What is asked = Copy out each line in the material below that has the word "Meter".

— Start of Exercise materials —

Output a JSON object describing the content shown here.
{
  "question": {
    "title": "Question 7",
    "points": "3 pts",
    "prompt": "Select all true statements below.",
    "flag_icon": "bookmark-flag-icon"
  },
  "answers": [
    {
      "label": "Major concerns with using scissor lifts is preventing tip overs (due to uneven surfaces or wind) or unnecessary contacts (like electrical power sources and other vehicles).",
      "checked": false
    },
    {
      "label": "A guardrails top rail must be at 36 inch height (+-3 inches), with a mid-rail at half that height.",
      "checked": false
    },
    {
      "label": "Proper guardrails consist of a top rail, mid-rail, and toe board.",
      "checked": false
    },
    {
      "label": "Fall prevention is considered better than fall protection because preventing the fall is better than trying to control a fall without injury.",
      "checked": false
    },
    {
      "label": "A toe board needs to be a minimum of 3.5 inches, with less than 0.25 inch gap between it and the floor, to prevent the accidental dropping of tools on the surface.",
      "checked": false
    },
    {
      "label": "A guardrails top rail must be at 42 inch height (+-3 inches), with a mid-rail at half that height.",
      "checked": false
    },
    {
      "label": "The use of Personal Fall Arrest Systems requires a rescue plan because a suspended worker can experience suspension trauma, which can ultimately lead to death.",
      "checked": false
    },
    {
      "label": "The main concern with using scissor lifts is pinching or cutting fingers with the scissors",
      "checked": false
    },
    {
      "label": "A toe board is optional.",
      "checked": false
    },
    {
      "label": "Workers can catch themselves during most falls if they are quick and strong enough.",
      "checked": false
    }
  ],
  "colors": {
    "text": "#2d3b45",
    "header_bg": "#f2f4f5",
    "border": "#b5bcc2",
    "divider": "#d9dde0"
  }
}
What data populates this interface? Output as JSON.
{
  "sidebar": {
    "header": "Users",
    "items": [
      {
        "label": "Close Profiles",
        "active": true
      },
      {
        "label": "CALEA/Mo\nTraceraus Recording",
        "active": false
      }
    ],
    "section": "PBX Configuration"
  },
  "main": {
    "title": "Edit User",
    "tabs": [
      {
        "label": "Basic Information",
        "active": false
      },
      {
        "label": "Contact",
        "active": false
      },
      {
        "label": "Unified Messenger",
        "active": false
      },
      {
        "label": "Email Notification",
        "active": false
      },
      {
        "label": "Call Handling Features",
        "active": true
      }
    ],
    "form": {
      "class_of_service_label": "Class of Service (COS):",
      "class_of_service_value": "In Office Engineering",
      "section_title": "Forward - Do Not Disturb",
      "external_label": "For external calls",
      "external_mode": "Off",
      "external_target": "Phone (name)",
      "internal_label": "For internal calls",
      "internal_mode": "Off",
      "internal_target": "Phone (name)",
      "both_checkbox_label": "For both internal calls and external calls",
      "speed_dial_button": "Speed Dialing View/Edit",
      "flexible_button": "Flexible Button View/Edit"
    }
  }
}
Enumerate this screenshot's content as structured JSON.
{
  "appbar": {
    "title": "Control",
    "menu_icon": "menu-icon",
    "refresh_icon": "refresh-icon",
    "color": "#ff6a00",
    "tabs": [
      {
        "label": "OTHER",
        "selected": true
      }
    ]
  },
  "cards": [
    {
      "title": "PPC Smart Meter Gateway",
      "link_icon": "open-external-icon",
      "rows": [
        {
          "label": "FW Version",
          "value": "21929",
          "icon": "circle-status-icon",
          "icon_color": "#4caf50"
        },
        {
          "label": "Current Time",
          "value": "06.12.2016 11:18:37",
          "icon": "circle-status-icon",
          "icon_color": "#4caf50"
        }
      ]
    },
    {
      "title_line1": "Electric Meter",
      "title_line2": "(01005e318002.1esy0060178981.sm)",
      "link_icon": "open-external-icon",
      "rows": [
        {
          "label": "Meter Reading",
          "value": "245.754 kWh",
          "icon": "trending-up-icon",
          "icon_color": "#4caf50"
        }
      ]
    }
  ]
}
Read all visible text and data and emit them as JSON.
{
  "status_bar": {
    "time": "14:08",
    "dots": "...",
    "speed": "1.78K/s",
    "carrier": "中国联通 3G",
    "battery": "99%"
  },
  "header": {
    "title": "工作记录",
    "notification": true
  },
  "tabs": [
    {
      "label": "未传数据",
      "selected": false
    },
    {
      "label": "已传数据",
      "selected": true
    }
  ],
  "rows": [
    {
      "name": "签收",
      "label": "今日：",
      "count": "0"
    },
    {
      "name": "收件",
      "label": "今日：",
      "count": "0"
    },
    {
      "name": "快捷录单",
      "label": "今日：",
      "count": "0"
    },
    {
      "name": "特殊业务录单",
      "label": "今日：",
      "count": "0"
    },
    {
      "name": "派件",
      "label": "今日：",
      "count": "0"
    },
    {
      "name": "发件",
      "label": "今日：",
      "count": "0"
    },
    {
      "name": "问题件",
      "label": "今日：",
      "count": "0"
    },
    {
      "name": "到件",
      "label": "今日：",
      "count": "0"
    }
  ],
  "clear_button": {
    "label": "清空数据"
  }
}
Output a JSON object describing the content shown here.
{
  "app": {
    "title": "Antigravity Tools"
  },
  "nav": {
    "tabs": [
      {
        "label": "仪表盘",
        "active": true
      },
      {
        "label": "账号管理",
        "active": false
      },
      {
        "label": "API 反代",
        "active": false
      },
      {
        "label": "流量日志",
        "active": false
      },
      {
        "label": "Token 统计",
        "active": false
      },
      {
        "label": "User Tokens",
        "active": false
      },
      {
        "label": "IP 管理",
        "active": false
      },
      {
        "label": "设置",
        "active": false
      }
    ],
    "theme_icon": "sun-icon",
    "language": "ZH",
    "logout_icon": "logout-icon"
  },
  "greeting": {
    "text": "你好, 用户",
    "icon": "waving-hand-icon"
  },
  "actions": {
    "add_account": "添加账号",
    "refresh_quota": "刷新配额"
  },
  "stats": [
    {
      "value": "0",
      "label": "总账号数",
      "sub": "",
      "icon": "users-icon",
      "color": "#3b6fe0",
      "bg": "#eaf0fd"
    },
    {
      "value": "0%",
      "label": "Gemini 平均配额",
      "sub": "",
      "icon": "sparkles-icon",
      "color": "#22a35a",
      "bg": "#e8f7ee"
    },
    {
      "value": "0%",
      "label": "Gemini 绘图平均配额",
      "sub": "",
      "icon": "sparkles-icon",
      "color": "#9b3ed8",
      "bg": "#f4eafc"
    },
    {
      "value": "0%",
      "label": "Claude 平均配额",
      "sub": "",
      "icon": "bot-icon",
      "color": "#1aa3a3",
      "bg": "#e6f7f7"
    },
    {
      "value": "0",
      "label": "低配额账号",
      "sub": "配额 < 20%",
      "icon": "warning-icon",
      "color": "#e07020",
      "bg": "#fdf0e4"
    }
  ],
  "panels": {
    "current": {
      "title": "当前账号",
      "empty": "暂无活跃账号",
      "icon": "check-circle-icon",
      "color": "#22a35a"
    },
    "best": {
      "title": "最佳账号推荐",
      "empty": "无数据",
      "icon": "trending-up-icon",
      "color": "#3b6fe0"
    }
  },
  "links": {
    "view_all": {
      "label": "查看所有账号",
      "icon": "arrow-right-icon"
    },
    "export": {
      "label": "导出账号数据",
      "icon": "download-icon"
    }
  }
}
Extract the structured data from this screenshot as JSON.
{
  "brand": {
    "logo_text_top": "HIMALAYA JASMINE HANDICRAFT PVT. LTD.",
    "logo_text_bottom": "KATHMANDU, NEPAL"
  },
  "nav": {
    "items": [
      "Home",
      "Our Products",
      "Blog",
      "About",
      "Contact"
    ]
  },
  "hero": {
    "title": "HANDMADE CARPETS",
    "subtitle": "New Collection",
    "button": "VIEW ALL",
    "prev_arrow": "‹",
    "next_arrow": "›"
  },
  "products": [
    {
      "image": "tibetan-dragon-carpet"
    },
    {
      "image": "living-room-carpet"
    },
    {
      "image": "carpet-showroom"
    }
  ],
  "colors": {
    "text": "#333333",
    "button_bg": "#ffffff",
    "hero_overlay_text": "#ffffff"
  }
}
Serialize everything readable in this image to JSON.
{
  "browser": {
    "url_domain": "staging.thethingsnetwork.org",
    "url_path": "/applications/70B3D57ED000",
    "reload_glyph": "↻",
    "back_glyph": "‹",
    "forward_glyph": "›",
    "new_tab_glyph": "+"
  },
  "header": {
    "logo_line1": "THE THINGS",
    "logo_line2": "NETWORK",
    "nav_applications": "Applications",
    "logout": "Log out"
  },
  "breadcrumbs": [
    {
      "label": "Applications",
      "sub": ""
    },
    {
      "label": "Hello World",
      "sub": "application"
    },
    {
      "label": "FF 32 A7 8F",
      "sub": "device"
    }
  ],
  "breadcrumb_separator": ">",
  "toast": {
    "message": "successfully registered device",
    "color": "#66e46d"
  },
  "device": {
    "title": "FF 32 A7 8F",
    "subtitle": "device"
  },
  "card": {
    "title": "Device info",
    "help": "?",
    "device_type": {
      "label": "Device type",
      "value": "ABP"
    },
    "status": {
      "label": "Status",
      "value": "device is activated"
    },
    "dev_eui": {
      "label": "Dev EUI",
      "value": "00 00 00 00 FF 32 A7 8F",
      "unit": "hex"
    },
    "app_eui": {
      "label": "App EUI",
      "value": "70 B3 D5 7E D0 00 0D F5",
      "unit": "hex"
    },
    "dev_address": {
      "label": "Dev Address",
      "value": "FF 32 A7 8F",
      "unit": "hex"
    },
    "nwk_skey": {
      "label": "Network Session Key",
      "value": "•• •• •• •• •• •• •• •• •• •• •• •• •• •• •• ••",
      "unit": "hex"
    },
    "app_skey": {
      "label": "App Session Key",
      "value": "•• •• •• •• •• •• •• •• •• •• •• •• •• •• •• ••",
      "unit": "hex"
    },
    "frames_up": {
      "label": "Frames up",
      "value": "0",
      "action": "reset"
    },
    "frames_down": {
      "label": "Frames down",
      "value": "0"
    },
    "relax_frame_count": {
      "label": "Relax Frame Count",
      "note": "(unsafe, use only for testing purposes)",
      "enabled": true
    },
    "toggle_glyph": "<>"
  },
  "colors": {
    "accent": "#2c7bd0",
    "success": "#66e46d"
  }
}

— End of Exercise materials —

Answer to the problem =
      "title": "PPC Smart Meter Gateway",
      "title_line1": "Electric Meter",
          "label": "Meter Reading",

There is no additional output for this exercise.